Where a line in the listing contains the string "dcoilwtico", copy that line out.

::::::

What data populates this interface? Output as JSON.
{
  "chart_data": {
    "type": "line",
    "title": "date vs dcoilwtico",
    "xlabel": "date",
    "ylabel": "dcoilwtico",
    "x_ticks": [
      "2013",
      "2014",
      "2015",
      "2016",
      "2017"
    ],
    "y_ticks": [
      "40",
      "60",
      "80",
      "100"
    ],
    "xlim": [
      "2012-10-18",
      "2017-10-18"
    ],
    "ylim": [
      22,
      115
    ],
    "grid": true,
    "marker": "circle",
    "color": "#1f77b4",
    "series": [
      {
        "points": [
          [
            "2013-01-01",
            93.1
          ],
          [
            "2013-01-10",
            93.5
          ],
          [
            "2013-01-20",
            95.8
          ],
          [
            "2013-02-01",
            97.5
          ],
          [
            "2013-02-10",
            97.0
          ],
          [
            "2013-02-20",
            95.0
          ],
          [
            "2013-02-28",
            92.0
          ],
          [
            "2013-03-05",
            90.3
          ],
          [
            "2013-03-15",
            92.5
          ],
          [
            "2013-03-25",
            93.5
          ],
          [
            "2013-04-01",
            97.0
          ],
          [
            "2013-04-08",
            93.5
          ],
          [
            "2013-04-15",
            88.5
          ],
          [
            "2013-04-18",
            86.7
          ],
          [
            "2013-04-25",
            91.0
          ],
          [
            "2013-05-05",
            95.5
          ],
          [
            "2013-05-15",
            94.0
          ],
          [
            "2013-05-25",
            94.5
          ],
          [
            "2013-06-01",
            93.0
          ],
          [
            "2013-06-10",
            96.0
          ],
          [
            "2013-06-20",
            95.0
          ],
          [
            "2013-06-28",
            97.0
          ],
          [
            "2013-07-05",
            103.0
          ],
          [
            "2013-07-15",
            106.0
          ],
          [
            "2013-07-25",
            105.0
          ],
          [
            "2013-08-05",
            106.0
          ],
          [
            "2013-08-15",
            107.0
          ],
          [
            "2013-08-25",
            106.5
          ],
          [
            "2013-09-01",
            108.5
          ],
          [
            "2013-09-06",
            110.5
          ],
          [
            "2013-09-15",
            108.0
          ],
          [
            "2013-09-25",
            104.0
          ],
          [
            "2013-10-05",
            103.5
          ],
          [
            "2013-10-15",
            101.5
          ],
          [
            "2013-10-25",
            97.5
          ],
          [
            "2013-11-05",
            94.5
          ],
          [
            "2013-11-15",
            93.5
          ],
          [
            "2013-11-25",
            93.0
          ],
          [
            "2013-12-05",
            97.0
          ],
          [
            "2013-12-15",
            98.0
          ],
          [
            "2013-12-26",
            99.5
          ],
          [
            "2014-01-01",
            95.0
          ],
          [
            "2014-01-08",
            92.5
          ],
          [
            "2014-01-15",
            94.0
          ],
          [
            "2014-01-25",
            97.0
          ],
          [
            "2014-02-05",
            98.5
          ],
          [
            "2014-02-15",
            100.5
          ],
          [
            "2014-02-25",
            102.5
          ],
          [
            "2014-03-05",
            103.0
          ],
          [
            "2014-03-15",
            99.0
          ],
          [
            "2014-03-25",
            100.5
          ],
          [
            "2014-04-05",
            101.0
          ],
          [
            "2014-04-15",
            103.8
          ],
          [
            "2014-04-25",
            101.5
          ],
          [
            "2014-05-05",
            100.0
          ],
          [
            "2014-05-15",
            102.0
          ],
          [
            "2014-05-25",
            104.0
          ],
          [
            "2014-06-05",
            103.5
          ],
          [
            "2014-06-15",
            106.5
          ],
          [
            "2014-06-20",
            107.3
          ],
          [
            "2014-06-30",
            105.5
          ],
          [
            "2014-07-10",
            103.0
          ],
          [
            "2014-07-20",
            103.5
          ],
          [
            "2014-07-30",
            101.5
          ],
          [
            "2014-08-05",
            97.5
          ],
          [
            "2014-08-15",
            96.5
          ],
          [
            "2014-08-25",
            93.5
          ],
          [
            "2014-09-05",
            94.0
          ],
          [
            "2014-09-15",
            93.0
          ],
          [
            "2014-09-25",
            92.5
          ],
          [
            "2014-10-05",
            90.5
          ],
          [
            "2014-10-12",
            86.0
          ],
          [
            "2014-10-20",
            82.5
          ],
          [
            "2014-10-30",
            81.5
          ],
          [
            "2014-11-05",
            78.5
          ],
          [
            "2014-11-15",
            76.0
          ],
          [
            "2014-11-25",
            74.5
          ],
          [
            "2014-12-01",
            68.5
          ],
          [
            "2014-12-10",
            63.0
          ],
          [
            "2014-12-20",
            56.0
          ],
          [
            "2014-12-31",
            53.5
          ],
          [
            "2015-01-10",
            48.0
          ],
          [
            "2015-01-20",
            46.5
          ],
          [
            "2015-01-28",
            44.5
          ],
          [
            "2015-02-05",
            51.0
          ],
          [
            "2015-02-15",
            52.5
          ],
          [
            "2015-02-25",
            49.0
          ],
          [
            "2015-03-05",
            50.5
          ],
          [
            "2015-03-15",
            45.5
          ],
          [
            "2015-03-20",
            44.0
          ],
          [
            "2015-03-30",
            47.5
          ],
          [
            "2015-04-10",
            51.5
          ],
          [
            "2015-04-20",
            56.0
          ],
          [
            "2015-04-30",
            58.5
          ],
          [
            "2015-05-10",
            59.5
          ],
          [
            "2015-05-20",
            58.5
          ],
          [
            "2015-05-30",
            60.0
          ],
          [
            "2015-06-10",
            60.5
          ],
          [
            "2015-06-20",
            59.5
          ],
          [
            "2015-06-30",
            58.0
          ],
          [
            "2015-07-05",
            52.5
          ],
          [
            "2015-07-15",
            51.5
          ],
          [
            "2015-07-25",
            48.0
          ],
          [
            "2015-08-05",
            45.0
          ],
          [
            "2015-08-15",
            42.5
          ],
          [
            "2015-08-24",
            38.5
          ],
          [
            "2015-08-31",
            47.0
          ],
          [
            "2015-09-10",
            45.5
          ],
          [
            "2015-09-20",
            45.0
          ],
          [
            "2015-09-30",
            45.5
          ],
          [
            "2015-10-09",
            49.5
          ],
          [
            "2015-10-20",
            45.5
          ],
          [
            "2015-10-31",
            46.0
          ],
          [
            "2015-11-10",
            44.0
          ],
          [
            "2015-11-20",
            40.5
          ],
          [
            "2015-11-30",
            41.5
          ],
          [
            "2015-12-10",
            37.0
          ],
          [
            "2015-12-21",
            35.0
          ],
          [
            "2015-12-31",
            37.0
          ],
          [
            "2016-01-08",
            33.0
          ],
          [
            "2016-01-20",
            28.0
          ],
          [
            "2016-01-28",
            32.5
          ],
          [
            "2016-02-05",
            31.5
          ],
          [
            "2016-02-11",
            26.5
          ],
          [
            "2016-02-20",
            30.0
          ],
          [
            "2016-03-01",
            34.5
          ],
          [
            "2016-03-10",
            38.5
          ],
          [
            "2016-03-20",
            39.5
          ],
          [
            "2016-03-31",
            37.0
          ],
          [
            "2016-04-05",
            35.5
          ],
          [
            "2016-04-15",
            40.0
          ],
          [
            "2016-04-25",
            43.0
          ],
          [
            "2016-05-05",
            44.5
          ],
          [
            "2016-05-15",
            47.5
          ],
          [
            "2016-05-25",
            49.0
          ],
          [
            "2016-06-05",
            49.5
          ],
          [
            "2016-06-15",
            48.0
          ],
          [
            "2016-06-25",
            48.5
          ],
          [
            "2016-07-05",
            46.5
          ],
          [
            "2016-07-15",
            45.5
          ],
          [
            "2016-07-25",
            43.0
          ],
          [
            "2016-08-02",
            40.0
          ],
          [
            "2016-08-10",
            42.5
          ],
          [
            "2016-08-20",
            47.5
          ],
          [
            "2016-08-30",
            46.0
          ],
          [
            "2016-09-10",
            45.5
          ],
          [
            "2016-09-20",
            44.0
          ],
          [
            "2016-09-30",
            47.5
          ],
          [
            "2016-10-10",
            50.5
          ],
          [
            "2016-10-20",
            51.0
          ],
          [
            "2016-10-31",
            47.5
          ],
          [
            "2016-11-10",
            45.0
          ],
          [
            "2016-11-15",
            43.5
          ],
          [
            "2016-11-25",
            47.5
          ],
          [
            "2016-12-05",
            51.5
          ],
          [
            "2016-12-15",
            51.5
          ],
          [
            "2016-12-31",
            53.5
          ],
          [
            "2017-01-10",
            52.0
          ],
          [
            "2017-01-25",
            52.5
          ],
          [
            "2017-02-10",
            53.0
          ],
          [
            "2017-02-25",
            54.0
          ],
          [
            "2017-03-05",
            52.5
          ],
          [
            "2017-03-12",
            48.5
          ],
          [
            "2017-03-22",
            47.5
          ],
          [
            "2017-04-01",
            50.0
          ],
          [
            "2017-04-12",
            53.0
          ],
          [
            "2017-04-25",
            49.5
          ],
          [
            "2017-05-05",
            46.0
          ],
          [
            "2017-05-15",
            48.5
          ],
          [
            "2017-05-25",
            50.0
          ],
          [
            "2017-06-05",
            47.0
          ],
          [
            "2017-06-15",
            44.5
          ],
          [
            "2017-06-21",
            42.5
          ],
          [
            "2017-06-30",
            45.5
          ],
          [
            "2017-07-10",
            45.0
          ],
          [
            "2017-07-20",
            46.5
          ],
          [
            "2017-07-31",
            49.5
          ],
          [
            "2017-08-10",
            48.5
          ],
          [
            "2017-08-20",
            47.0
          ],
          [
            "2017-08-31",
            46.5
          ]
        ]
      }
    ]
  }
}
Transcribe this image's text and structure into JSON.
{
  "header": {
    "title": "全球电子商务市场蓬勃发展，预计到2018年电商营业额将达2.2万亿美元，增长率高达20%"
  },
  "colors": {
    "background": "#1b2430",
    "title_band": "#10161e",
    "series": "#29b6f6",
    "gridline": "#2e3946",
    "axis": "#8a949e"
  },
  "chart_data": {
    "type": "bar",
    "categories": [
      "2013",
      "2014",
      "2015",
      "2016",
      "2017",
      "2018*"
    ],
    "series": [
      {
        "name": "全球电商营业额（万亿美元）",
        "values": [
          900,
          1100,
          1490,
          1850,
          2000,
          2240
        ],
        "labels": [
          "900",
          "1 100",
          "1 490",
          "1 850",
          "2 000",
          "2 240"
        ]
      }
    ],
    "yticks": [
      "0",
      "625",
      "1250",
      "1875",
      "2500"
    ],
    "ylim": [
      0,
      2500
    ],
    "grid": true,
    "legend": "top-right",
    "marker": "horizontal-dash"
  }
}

::::::

◆ ANSWER TO THIS EXERCISE:
    "title": "date vs dcoilwtico",
    "ylabel": "dcoilwtico",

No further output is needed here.